Entries from a dataset –

+++

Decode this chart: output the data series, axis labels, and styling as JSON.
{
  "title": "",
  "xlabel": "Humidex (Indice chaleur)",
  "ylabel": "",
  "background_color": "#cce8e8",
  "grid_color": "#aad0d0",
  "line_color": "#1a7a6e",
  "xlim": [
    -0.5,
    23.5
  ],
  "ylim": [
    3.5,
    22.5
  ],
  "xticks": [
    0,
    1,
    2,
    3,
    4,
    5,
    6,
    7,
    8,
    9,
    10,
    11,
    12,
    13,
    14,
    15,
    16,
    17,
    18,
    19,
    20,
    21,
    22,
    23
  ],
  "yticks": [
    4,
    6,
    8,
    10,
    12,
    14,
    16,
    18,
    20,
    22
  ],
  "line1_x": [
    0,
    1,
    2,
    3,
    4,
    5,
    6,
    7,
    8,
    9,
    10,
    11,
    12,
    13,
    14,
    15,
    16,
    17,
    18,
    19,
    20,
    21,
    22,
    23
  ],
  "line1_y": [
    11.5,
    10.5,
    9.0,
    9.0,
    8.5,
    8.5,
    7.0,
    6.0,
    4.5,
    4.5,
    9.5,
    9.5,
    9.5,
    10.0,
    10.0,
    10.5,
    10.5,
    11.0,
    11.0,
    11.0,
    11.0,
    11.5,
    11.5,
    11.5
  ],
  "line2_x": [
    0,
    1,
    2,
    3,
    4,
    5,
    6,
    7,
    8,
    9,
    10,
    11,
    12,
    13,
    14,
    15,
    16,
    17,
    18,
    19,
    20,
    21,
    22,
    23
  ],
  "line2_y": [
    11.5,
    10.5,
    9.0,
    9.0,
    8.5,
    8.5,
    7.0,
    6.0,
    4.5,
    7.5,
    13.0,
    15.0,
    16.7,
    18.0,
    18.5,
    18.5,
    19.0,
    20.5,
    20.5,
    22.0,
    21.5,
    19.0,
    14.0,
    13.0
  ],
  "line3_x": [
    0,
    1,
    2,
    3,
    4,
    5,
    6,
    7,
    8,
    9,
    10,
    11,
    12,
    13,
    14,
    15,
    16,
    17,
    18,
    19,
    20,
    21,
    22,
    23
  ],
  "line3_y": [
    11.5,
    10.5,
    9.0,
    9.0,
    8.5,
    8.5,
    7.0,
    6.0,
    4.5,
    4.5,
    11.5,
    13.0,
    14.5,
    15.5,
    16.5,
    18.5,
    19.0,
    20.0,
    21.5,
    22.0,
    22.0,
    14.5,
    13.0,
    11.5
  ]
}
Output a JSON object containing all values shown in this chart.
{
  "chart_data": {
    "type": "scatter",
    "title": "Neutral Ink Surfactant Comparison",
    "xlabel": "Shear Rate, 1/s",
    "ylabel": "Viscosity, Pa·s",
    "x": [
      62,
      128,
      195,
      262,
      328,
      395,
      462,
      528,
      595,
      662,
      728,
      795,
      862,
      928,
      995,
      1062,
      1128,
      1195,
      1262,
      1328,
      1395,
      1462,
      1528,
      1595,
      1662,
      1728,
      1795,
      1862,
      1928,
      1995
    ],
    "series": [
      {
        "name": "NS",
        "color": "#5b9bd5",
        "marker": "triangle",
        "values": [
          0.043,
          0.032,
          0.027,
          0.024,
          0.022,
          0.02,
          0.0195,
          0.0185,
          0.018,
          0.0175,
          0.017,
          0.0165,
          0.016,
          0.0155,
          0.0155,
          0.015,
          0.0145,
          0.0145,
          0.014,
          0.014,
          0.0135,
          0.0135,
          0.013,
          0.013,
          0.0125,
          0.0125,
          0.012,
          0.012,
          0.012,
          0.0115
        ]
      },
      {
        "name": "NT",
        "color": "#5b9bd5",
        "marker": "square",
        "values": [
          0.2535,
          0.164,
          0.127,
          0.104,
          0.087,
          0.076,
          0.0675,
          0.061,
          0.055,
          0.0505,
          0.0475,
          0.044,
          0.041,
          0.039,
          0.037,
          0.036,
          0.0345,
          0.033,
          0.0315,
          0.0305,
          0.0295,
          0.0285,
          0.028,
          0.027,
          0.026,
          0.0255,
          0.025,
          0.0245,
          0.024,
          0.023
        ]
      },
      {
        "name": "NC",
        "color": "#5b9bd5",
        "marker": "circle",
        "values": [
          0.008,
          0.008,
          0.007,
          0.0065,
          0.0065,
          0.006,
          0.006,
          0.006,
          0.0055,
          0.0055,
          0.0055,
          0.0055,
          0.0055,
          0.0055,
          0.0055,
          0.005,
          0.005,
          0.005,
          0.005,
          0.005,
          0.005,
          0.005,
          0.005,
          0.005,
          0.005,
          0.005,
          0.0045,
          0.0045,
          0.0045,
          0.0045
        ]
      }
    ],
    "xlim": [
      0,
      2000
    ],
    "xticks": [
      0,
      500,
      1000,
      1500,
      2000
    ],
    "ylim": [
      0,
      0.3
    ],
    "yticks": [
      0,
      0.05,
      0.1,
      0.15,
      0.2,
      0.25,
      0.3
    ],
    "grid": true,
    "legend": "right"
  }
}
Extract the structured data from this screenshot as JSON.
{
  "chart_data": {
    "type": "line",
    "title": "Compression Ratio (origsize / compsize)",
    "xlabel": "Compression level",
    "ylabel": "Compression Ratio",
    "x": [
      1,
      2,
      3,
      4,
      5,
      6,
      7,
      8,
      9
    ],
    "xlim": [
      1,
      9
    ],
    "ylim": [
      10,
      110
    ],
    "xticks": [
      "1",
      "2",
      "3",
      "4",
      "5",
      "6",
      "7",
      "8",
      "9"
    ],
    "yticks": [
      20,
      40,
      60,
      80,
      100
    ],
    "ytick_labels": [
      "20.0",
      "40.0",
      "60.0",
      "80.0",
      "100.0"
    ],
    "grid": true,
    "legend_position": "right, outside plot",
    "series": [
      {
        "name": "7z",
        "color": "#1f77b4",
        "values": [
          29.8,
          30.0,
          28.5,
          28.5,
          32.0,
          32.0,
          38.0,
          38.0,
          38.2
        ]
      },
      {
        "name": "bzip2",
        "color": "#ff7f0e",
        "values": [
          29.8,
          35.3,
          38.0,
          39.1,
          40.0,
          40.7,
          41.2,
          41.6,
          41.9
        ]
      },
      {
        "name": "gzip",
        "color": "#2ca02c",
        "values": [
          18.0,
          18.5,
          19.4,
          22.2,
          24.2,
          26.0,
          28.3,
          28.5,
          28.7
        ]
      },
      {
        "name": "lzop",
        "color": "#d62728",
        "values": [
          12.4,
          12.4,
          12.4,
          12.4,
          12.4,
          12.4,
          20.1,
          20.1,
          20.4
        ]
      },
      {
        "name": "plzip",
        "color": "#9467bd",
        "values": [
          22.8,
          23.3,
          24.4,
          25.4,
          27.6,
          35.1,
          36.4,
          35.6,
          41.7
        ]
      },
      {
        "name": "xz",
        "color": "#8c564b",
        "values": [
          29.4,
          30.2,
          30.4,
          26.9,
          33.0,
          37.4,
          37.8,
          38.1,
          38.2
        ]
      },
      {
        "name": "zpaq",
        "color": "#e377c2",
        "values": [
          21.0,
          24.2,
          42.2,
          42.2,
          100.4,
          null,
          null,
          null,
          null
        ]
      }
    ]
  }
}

+++

Go through the listing above and pull out each line containing the word "Ratio".

    "title": "Compression Ratio (origsize / compsize)",
    "ylabel": "Compression Ratio",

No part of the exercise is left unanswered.